-- Extracted data start --
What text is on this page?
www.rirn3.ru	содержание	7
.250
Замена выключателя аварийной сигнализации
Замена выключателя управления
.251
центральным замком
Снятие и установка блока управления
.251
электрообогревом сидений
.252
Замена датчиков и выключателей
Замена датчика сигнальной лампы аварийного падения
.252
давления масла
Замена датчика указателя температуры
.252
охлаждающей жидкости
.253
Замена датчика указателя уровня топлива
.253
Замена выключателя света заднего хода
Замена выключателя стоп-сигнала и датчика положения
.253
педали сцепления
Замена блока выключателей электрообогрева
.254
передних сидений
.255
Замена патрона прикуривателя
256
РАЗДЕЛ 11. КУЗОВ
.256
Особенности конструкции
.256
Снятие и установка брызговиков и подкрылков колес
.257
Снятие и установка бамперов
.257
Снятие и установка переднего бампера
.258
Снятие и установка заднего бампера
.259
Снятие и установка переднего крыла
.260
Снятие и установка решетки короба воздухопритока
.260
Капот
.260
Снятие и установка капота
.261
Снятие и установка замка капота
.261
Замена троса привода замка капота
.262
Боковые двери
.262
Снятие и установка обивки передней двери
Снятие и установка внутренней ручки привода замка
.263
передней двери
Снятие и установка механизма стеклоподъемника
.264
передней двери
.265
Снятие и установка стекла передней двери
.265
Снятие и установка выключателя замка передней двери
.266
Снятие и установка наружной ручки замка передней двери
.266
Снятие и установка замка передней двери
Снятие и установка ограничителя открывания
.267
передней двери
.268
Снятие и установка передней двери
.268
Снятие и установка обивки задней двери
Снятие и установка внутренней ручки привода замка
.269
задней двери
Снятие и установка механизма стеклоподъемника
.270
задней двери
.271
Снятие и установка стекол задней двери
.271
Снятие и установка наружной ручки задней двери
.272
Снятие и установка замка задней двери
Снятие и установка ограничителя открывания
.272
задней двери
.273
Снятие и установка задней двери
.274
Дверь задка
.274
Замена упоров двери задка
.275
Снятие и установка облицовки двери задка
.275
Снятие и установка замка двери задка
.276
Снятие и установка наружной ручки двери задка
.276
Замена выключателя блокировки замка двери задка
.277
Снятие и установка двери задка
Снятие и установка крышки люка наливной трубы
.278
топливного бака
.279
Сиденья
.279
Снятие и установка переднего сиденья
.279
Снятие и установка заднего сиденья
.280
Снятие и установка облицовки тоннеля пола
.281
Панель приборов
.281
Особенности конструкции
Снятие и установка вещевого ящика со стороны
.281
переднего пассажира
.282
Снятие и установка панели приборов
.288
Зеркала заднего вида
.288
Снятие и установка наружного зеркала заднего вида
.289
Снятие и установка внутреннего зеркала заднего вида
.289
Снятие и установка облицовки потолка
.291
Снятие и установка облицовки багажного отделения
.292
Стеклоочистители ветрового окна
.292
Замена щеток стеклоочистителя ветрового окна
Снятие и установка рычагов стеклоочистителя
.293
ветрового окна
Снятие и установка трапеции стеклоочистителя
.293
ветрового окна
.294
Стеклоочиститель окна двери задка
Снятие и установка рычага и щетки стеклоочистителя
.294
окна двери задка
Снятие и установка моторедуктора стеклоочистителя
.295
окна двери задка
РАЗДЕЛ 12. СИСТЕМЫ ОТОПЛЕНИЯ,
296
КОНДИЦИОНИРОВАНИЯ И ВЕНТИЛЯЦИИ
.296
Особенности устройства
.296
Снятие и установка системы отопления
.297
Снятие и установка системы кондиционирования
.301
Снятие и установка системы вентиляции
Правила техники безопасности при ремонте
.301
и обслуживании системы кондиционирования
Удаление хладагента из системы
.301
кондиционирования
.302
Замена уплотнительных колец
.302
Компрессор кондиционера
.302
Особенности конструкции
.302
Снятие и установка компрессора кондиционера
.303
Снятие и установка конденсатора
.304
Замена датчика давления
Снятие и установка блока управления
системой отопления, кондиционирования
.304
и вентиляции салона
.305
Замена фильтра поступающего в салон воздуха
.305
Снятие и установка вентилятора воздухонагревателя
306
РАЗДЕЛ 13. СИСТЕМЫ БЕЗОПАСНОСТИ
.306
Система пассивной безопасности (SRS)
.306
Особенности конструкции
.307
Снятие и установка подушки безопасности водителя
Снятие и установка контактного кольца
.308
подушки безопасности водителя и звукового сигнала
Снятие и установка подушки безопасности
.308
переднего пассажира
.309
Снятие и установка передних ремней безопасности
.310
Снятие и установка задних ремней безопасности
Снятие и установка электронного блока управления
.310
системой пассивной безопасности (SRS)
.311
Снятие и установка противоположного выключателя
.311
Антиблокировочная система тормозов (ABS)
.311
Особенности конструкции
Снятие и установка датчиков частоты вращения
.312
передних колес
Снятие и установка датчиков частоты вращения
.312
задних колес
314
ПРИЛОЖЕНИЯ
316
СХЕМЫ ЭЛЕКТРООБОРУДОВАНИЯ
-- Extracted data end --
Direction:
Copy each line from the data above that includes "кондиционера".

Response to the exercise:
Компрессор кондиционера
Снятие и установка компрессора кондиционера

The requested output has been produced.